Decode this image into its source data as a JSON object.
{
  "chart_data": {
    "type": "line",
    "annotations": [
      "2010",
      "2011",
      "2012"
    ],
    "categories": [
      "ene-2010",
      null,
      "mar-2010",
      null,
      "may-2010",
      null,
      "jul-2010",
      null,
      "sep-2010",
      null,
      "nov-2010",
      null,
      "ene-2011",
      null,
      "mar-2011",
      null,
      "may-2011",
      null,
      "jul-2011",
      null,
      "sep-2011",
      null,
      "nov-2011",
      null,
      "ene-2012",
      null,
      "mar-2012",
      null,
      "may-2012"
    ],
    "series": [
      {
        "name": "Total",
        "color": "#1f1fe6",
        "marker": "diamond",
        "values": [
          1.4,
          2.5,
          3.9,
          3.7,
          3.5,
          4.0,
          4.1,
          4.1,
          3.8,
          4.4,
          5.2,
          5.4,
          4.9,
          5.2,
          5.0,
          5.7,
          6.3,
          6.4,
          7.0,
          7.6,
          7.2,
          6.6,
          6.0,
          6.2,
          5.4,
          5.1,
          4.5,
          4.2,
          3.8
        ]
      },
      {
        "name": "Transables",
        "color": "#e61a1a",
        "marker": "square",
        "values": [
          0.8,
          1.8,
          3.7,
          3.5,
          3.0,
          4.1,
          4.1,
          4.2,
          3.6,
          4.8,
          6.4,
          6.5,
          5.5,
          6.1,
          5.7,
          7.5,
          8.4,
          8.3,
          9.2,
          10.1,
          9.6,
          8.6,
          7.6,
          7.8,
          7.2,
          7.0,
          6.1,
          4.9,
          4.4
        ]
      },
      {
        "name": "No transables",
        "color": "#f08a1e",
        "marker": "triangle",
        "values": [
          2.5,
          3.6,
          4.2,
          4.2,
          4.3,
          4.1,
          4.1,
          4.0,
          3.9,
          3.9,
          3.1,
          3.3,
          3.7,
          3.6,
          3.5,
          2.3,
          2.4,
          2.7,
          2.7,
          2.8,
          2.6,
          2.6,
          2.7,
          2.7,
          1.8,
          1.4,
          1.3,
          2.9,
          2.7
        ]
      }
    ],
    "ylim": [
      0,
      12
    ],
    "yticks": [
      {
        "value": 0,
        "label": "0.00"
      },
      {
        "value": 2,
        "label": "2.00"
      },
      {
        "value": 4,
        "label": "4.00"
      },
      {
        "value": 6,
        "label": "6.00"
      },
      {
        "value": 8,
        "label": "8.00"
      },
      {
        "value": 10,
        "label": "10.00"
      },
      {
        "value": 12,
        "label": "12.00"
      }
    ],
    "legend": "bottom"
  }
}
::::
### Set exercise
Find every line containing the word "label", then give the total and nothing more.

### The result
7